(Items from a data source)
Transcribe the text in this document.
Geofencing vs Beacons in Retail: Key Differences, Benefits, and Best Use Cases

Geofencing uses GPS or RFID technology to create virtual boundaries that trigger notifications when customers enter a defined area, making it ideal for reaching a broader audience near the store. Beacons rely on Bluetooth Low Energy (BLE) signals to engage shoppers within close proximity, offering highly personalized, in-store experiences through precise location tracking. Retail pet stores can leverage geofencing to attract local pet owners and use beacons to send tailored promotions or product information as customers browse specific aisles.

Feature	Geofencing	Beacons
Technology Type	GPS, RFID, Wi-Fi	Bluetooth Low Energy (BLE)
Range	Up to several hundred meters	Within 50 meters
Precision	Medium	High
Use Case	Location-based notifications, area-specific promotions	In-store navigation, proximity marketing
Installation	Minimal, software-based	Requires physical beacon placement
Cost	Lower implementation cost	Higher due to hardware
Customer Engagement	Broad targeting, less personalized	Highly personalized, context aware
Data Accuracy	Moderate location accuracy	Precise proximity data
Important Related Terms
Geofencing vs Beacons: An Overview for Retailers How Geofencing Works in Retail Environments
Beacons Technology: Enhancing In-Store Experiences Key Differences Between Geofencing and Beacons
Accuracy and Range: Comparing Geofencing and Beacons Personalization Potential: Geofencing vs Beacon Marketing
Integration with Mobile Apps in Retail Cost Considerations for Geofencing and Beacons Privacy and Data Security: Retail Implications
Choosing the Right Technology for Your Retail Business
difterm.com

### Aim
Report back each line of the entries that holds the string "Accuracy".

### Solution for this problem
Data Accuracy	Moderate location accuracy	Precise proximity data
Accuracy and Range: Comparing Geofencing and Beacons Personalization Potential: Geofencing vs Beacon Marketing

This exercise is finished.